ИСХОДНЫЙ ТЕКСТ ▸
■ ■ ■

Интересно, что среди друзей Гумилева в тридцатые оказались не только гуманитарии, но и, например, биологи, хотя сам он еще не интересовался естествознанием. В 1933 году Лев познакомился с Борисом Сергеевичем Кузиным, московским биологом. Кузин был серьезным ученым и высокообразованным человеком. Любитель хорошей поэзии, он читал Гёте и Горация в оригинале, дружил с Мандельштамом. Отправляясь в научную экспедицию, Кузин брал с собой новый сборник Пастернака.
В ноябре 1935 года (по данным А.Я. Разумова – уже в 1934 году) Гумилев поселился в комнате Акселя-Отто Бекмана на Фонтанке, 149, кв. 14. Хозяин комнаты учился на физико-математическом факультете, а позднее работал референтом-переводчиком в аппарате Военно-медицинской академии. Что сблизило этих людей? Ответом служит портрет Николая Гумилева, что висел на стене холостяцкой комнаты. Портрет принадлежал Акселю Бекману, видимо, он так любил стихи Николая Степановича, что не боялся держать на видном месте портрет «врага революции». В тридцатые за такое могли и арестовать. Иду Наппельбаум, ученицу Николая Степановича, некогда посещавшую его студию «Звучащая раковина», за хранение портрета Гумилева осудили на четыре года лагерей.
Бекман должен был импонировать Льву, а самому Акселю студент-историк был интересен как сын любимого поэта.
Комната Бекмана произвела на Эмму Герштейн дурное впечатление. Она даже сожалела, что не поехала в этот день (10 февраля 1937 года) к одинокой тогда Ахматовой, «вместо того чтобы проводить время с Левой в этой гадкой комнате». Особенно не понравилась шкура, на которой спал Лев. Гумилев уверял свою московскую подругу, что шкуру он чистил каждый день, но она не поверила. Гумилев и Бекман жили в страшной бедности, едва ли не делили последнюю рубашку и уж точно делили трапезу – в ящике комода нашлось полтора обеденных прибора: две ржавые вилки и ржавый нож. В комнате Бекмана Гумилев, по-видимому, проводил не так уж много времени. Он вообще не был домоседом. Лето проводил в экспедициях, навещал московских знакомых – Ардовых, Клычковых, Герштейн, подолгу останавливался у них. Сам Бекман тоже часто ездил в командировки, так что комната, случалось, вовсе пустовала. От Бекмана Гумилев съехал только в 1937 году, когда Аксель-Отто женился.

■ ■ ■

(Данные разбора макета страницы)
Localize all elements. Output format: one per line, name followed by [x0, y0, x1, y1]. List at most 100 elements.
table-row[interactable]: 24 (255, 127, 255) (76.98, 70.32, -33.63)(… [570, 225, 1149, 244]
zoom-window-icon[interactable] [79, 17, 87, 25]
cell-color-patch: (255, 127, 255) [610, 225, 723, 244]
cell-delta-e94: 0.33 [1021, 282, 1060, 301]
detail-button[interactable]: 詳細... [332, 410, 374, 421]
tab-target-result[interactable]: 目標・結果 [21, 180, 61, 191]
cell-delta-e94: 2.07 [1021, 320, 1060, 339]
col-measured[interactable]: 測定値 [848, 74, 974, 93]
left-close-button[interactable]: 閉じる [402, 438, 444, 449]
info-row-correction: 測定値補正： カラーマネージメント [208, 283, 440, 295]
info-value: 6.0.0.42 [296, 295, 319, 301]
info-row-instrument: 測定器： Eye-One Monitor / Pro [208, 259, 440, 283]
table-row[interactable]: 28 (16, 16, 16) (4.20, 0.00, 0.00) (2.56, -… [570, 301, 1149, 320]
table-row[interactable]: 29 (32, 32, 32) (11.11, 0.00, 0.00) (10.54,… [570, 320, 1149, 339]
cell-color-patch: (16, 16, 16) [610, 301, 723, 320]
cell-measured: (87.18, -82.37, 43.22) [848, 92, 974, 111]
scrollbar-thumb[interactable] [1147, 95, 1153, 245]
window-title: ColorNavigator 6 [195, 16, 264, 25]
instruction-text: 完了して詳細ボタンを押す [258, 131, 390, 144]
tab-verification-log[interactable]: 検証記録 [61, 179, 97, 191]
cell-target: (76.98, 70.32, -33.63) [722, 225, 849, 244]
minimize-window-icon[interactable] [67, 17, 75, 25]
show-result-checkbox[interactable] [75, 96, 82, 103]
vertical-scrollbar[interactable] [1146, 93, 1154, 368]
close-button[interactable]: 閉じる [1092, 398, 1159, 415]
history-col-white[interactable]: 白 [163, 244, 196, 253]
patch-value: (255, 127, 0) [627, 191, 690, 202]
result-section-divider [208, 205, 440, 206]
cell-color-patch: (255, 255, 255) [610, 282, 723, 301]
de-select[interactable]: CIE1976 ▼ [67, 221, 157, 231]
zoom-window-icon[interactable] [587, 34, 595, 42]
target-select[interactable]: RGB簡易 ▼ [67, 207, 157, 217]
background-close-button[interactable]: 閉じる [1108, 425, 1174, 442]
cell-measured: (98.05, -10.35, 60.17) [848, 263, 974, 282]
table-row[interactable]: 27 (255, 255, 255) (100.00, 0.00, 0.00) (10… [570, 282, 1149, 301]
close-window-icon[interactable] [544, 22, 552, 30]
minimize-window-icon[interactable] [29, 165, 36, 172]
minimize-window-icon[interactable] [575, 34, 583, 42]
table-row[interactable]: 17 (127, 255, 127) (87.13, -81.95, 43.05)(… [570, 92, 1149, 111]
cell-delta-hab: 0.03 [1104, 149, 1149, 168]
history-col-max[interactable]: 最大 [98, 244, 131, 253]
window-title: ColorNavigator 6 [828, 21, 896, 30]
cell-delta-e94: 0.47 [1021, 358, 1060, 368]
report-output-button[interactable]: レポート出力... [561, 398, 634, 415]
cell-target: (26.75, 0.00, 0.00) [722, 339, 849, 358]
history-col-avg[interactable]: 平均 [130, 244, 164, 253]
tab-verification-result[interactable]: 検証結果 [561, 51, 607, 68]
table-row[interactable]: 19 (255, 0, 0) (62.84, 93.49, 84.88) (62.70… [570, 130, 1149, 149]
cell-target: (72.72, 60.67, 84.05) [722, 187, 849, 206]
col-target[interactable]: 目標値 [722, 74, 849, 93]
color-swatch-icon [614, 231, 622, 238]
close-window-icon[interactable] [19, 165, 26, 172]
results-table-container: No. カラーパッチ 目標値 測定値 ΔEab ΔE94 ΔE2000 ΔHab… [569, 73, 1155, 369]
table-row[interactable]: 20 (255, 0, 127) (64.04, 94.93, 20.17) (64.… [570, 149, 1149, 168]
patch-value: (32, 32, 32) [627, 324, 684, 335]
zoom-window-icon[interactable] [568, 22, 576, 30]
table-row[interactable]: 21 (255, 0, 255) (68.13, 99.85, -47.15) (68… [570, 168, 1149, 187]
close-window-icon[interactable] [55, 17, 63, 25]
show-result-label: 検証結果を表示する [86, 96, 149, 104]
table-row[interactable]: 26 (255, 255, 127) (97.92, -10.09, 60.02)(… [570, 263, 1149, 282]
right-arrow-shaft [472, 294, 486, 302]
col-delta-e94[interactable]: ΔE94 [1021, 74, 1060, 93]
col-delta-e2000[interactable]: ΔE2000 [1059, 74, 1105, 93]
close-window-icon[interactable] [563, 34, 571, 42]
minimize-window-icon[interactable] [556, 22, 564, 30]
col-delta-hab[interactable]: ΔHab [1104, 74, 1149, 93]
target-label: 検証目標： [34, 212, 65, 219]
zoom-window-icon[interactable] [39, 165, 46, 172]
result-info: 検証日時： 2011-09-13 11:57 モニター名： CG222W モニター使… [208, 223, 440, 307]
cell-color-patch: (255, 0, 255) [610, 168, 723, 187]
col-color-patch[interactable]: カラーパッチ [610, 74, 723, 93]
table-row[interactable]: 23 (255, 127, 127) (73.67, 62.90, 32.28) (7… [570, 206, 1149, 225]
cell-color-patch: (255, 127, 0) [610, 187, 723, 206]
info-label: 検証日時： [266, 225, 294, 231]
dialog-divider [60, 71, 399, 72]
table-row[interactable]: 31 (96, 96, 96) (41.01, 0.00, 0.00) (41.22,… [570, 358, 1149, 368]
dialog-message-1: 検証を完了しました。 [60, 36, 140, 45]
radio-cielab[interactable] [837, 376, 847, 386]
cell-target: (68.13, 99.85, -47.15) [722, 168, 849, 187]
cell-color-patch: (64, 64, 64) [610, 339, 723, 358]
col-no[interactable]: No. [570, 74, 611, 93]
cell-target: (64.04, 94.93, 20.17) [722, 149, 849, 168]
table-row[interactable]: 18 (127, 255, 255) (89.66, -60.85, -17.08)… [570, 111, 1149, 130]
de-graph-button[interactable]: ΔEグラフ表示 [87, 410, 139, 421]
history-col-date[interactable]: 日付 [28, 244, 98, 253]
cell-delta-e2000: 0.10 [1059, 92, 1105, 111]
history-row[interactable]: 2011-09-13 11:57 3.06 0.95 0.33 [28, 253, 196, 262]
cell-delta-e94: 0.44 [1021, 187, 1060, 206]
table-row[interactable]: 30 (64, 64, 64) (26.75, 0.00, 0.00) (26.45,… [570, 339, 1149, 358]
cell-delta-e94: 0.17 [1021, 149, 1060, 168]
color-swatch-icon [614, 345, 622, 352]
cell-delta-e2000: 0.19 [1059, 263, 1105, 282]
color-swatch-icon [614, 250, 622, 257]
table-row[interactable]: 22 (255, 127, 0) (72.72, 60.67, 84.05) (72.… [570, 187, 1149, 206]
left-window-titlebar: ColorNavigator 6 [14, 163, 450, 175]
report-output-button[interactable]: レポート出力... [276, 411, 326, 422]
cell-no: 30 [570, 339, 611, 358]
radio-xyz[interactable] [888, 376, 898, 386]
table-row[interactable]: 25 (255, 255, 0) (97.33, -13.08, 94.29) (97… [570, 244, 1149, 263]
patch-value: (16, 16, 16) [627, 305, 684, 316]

■ ■ ■

ЗАДАЧА ▸ Верните без изменений отрывок из текста о Льве Гумилеве: от слов «В ноябре 1935» до слов «сын любимого поэта.» включительно.

ОТВЕТ ▸
В ноябре 1935 года (по данным А.Я. Разумова – уже в 1934 году) Гумилев поселился в комнате Акселя-Отто Бекмана на Фонтанке, 149, кв. 14. Хозяин комнаты учился на физико-математическом факультете, а позднее работал референтом-переводчиком в аппарате Военно-медицинской академии. Что сблизило этих людей? Ответом служит портрет Николая Гумилева, что висел на стене холостяцкой комнаты. Портрет принадлежал Акселю Бекману, видимо, он так любил стихи Николая Степановича, что не боялся держать на видном месте портрет «врага революции». В тридцатые за такое могли и арестовать. Иду Наппельбаум, ученицу Николая Степановича, некогда посещавшую его студию «Звучащая раковина», за хранение портрета Гумилева осудили на четыре года лагерей.
Бекман должен был импонировать Льву, а самому Акселю студент-историк был интересен как сын любимого поэта.